TASK TO COMPLETE — Quote the entries in full, character for character, without their images.

RECORD LIST —
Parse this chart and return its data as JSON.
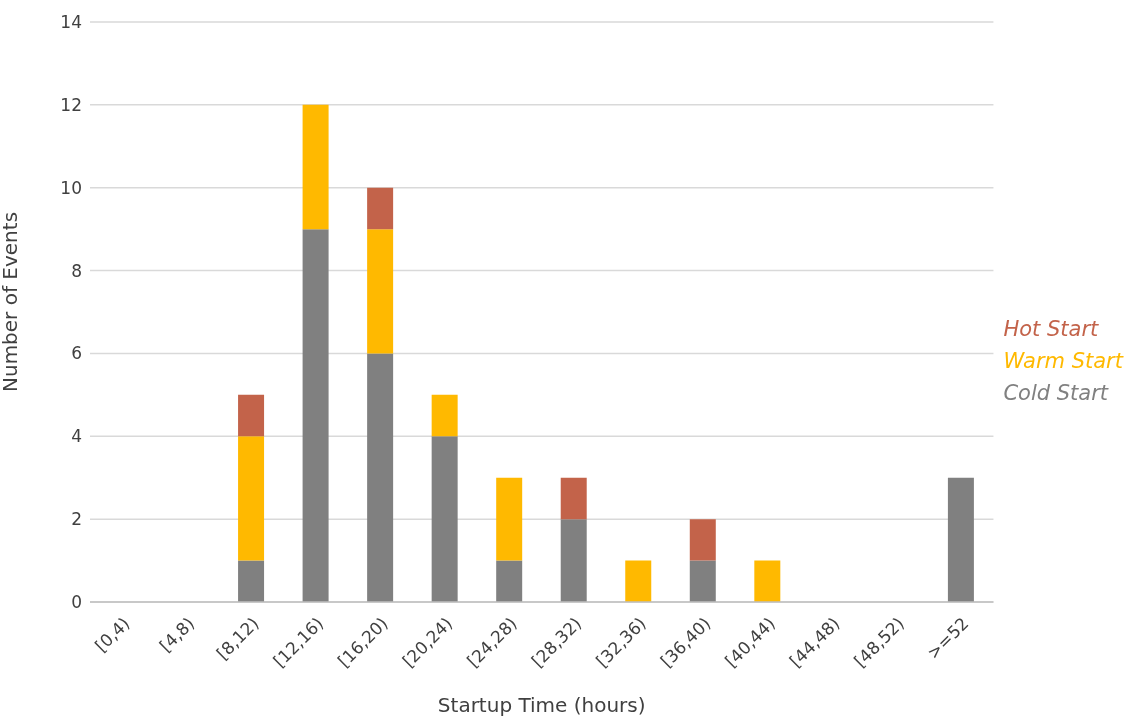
{
  "chart_data": {
    "type": "bar",
    "stacked": true,
    "xlabel": "Startup Time (hours)",
    "ylabel": "Number of Events",
    "categories": [
      "[0,4)",
      "[4,8)",
      "[8,12)",
      "[12,16)",
      "[16,20)",
      "[20,24)",
      "[24,28)",
      "[28,32)",
      "[32,36)",
      "[36,40)",
      "[40,44)",
      "[44,48)",
      "[48,52)",
      ">=52"
    ],
    "series": [
      {
        "name": "Cold Start",
        "color": "#808080",
        "values": [
          0,
          0,
          1,
          9,
          6,
          4,
          1,
          2,
          0,
          1,
          0,
          0,
          0,
          3
        ]
      },
      {
        "name": "Warm Start",
        "color": "#ffb900",
        "values": [
          0,
          0,
          3,
          3,
          3,
          1,
          2,
          0,
          1,
          0,
          1,
          0,
          0,
          0
        ]
      },
      {
        "name": "Hot Start",
        "color": "#c3634a",
        "values": [
          0,
          0,
          1,
          0,
          1,
          0,
          0,
          1,
          0,
          1,
          0,
          0,
          0,
          0
        ]
      }
    ],
    "ylim": [
      0,
      14
    ],
    "yticks": [
      0,
      2,
      4,
      6,
      8,
      10,
      12,
      14
    ],
    "grid": "y",
    "legend": "right"
  }
}
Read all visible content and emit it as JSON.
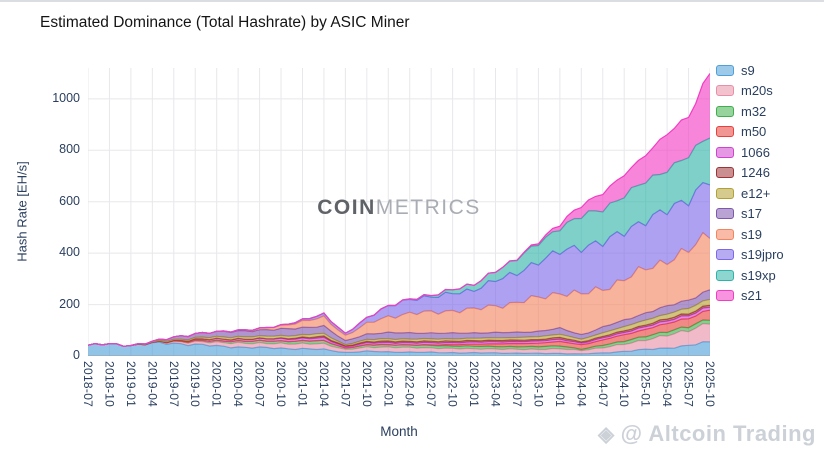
{
  "watermarks": {
    "center_bold": "COIN",
    "center_light": "METRICS",
    "corner_icon": "◈",
    "corner_text": "@ Altcoin Trading"
  },
  "chart_data": {
    "type": "area",
    "stacked": true,
    "title": "Estimated Dominance (Total Hashrate) by ASIC Miner",
    "xlabel": "Month",
    "ylabel": "Hash Rate [EH/s]",
    "ylim": [
      0,
      1120
    ],
    "yticks": [
      0,
      200,
      400,
      600,
      800,
      1000
    ],
    "grid": true,
    "legend_position": "right",
    "categories": [
      "2018-07",
      "2018-10",
      "2019-01",
      "2019-04",
      "2019-07",
      "2019-10",
      "2020-01",
      "2020-04",
      "2020-07",
      "2020-10",
      "2021-01",
      "2021-04",
      "2021-07",
      "2021-10",
      "2022-01",
      "2022-04",
      "2022-07",
      "2022-10",
      "2023-01",
      "2023-04",
      "2023-07",
      "2023-10",
      "2024-01",
      "2024-04",
      "2024-07",
      "2024-10",
      "2025-01",
      "2025-04",
      "2025-07",
      "2025-10"
    ],
    "series": [
      {
        "name": "s9",
        "color": "#4f9fd8",
        "values": [
          42,
          46,
          42,
          48,
          50,
          45,
          38,
          35,
          32,
          30,
          28,
          25,
          14,
          18,
          16,
          15,
          14,
          13,
          12,
          12,
          11,
          10,
          10,
          8,
          12,
          18,
          25,
          32,
          40,
          55
        ]
      },
      {
        "name": "m20s",
        "color": "#e88fa8",
        "values": [
          0,
          0,
          0,
          2,
          6,
          10,
          14,
          16,
          17,
          18,
          20,
          22,
          11,
          16,
          18,
          18,
          17,
          16,
          16,
          15,
          15,
          16,
          18,
          14,
          20,
          28,
          38,
          48,
          60,
          75
        ]
      },
      {
        "name": "m32",
        "color": "#3fae4c",
        "values": [
          0,
          0,
          0,
          0,
          2,
          4,
          6,
          8,
          9,
          10,
          11,
          12,
          6,
          9,
          10,
          10,
          10,
          10,
          10,
          10,
          10,
          10,
          12,
          4,
          10,
          12,
          14,
          15,
          15,
          15
        ]
      },
      {
        "name": "m50",
        "color": "#e8403c",
        "values": [
          0,
          0,
          0,
          0,
          0,
          0,
          0,
          0,
          0,
          0,
          0,
          0,
          0,
          0,
          0,
          0,
          2,
          5,
          8,
          10,
          12,
          14,
          16,
          18,
          20,
          24,
          28,
          30,
          33,
          36
        ]
      },
      {
        "name": "1066",
        "color": "#cf43ce",
        "values": [
          0,
          0,
          0,
          0,
          2,
          5,
          7,
          8,
          8,
          9,
          9,
          10,
          5,
          7,
          8,
          8,
          8,
          8,
          8,
          8,
          8,
          8,
          9,
          6,
          8,
          9,
          10,
          11,
          11,
          12
        ]
      },
      {
        "name": "1246",
        "color": "#9c3336",
        "values": [
          0,
          0,
          0,
          0,
          0,
          0,
          0,
          0,
          0,
          2,
          4,
          6,
          3,
          5,
          6,
          6,
          6,
          6,
          6,
          6,
          6,
          6,
          7,
          5,
          6,
          7,
          7,
          8,
          8,
          8
        ]
      },
      {
        "name": "e12+",
        "color": "#b3a032",
        "values": [
          0,
          0,
          0,
          2,
          4,
          6,
          8,
          9,
          9,
          10,
          10,
          11,
          5,
          8,
          9,
          9,
          9,
          9,
          9,
          10,
          10,
          11,
          13,
          10,
          14,
          16,
          18,
          19,
          20,
          22
        ]
      },
      {
        "name": "s17",
        "color": "#7e57ae",
        "values": [
          0,
          0,
          0,
          2,
          10,
          16,
          20,
          22,
          24,
          26,
          28,
          30,
          15,
          22,
          24,
          24,
          23,
          22,
          21,
          20,
          20,
          21,
          23,
          18,
          22,
          25,
          28,
          30,
          32,
          35
        ]
      },
      {
        "name": "s19",
        "color": "#f4845f",
        "values": [
          0,
          0,
          0,
          0,
          0,
          0,
          0,
          2,
          6,
          12,
          24,
          34,
          20,
          40,
          62,
          75,
          80,
          88,
          90,
          105,
          115,
          130,
          140,
          155,
          150,
          160,
          170,
          180,
          190,
          220
        ]
      },
      {
        "name": "s19jpro",
        "color": "#7c68e8",
        "values": [
          0,
          0,
          0,
          0,
          0,
          0,
          0,
          0,
          0,
          2,
          6,
          12,
          8,
          22,
          42,
          55,
          60,
          68,
          75,
          100,
          115,
          140,
          160,
          185,
          180,
          185,
          190,
          195,
          200,
          212
        ]
      },
      {
        "name": "s19xp",
        "color": "#2fb3a8",
        "values": [
          0,
          0,
          0,
          0,
          0,
          0,
          0,
          0,
          0,
          0,
          0,
          0,
          0,
          0,
          0,
          2,
          6,
          16,
          22,
          36,
          56,
          72,
          92,
          120,
          130,
          140,
          150,
          160,
          166,
          172
        ]
      },
      {
        "name": "s21",
        "color": "#f23cc4",
        "values": [
          0,
          0,
          0,
          0,
          0,
          0,
          0,
          0,
          0,
          0,
          0,
          0,
          0,
          0,
          0,
          0,
          0,
          0,
          0,
          0,
          2,
          6,
          16,
          42,
          62,
          82,
          105,
          135,
          160,
          240
        ]
      }
    ]
  }
}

SOLUTION FOR THIS TASK —
Parse this chart and return its data as JSON.
{
  "chart_data": {
    "type": "bar",
    "stacked": true,
    "xlabel": "Startup Time (hours)",
    "ylabel": "Number of Events",
    "categories": [
      "[0,4)",
      "[4,8)",
      "[8,12)",
      "[12,16)",
      "[16,20)",
      "[20,24)",
      "[24,28)",
      "[28,32)",
      "[32,36)",
      "[36,40)",
      "[40,44)",
      "[44,48)",
      "[48,52)",
      ">=52"
    ],
    "series": [
      {
        "name": "Cold Start",
        "color": "#808080",
        "values": [
          0,
          0,
          1,
          9,
          6,
          4,
          1,
          2,
          0,
          1,
          0,
          0,
          0,
          3
        ]
      },
      {
        "name": "Warm Start",
        "color": "#ffb900",
        "values": [
          0,
          0,
          3,
          3,
          3,
          1,
          2,
          0,
          1,
          0,
          1,
          0,
          0,
          0
        ]
      },
      {
        "name": "Hot Start",
        "color": "#c3634a",
        "values": [
          0,
          0,
          1,
          0,
          1,
          0,
          0,
          1,
          0,
          1,
          0,
          0,
          0,
          0
        ]
      }
    ],
    "ylim": [
      0,
      14
    ],
    "yticks": [
      0,
      2,
      4,
      6,
      8,
      10,
      12,
      14
    ],
    "grid": "y",
    "legend": "right"
  }
}
Read all visible content and emit it as JSON.
{
  "watermarks": {
    "center_bold": "COIN",
    "center_light": "METRICS",
    "corner_icon": "◈",
    "corner_text": "@ Altcoin Trading"
  },
  "chart_data": {
    "type": "area",
    "stacked": true,
    "title": "Estimated Dominance (Total Hashrate) by ASIC Miner",
    "xlabel": "Month",
    "ylabel": "Hash Rate [EH/s]",
    "ylim": [
      0,
      1120
    ],
    "yticks": [
      0,
      200,
      400,
      600,
      800,
      1000
    ],
    "grid": true,
    "legend_position": "right",
    "categories": [
      "2018-07",
      "2018-10",
      "2019-01",
      "2019-04",
      "2019-07",
      "2019-10",
      "2020-01",
      "2020-04",
      "2020-07",
      "2020-10",
      "2021-01",
      "2021-04",
      "2021-07",
      "2021-10",
      "2022-01",
      "2022-04",
      "2022-07",
      "2022-10",
      "2023-01",
      "2023-04",
      "2023-07",
      "2023-10",
      "2024-01",
      "2024-04",
      "2024-07",
      "2024-10",
      "2025-01",
      "2025-04",
      "2025-07",
      "2025-10"
    ],
    "series": [
      {
        "name": "s9",
        "color": "#4f9fd8",
        "values": [
          42,
          46,
          42,
          48,
          50,
          45,
          38,
          35,
          32,
          30,
          28,
          25,
          14,
          18,
          16,
          15,
          14,
          13,
          12,
          12,
          11,
          10,
          10,
          8,
          12,
          18,
          25,
          32,
          40,
          55
        ]
      },
      {
        "name": "m20s",
        "color": "#e88fa8",
        "values": [
          0,
          0,
          0,
          2,
          6,
          10,
          14,
          16,
          17,
          18,
          20,
          22,
          11,
          16,
          18,
          18,
          17,
          16,
          16,
          15,
          15,
          16,
          18,
          14,
          20,
          28,
          38,
          48,
          60,
          75
        ]
      },
      {
        "name": "m32",
        "color": "#3fae4c",
        "values": [
          0,
          0,
          0,
          0,
          2,
          4,
          6,
          8,
          9,
          10,
          11,
          12,
          6,
          9,
          10,
          10,
          10,
          10,
          10,
          10,
          10,
          10,
          12,
          4,
          10,
          12,
          14,
          15,
          15,
          15
        ]
      },
      {
        "name": "m50",
        "color": "#e8403c",
        "values": [
          0,
          0,
          0,
          0,
          0,
          0,
          0,
          0,
          0,
          0,
          0,
          0,
          0,
          0,
          0,
          0,
          2,
          5,
          8,
          10,
          12,
          14,
          16,
          18,
          20,
          24,
          28,
          30,
          33,
          36
        ]
      },
      {
        "name": "1066",
        "color": "#cf43ce",
        "values": [
          0,
          0,
          0,
          0,
          2,
          5,
          7,
          8,
          8,
          9,
          9,
          10,
          5,
          7,
          8,
          8,
          8,
          8,
          8,
          8,
          8,
          8,
          9,
          6,
          8,
          9,
          10,
          11,
          11,
          12
        ]
      },
      {
        "name": "1246",
        "color": "#9c3336",
        "values": [
          0,
          0,
          0,
          0,
          0,
          0,
          0,
          0,
          0,
          2,
          4,
          6,
          3,
          5,
          6,
          6,
          6,
          6,
          6,
          6,
          6,
          6,
          7,
          5,
          6,
          7,
          7,
          8,
          8,
          8
        ]
      },
      {
        "name": "e12+",
        "color": "#b3a032",
        "values": [
          0,
          0,
          0,
          2,
          4,
          6,
          8,
          9,
          9,
          10,
          10,
          11,
          5,
          8,
          9,
          9,
          9,
          9,
          9,
          10,
          10,
          11,
          13,
          10,
          14,
          16,
          18,
          19,
          20,
          22
        ]
      },
      {
        "name": "s17",
        "color": "#7e57ae",
        "values": [
          0,
          0,
          0,
          2,
          10,
          16,
          20,
          22,
          24,
          26,
          28,
          30,
          15,
          22,
          24,
          24,
          23,
          22,
          21,
          20,
          20,
          21,
          23,
          18,
          22,
          25,
          28,
          30,
          32,
          35
        ]
      },
      {
        "name": "s19",
        "color": "#f4845f",
        "values": [
          0,
          0,
          0,
          0,
          0,
          0,
          0,
          2,
          6,
          12,
          24,
          34,
          20,
          40,
          62,
          75,
          80,
          88,
          90,
          105,
          115,
          130,
          140,
          155,
          150,
          160,
          170,
          180,
          190,
          220
        ]
      },
      {
        "name": "s19jpro",
        "color": "#7c68e8",
        "values": [
          0,
          0,
          0,
          0,
          0,
          0,
          0,
          0,
          0,
          2,
          6,
          12,
          8,
          22,
          42,
          55,
          60,
          68,
          75,
          100,
          115,
          140,
          160,
          185,
          180,
          185,
          190,
          195,
          200,
          212
        ]
      },
      {
        "name": "s19xp",
        "color": "#2fb3a8",
        "values": [
          0,
          0,
          0,
          0,
          0,
          0,
          0,
          0,
          0,
          0,
          0,
          0,
          0,
          0,
          0,
          2,
          6,
          16,
          22,
          36,
          56,
          72,
          92,
          120,
          130,
          140,
          150,
          160,
          166,
          172
        ]
      },
      {
        "name": "s21",
        "color": "#f23cc4",
        "values": [
          0,
          0,
          0,
          0,
          0,
          0,
          0,
          0,
          0,
          0,
          0,
          0,
          0,
          0,
          0,
          0,
          0,
          0,
          0,
          0,
          2,
          6,
          16,
          42,
          62,
          82,
          105,
          135,
          160,
          240
        ]
      }
    ]
  }
}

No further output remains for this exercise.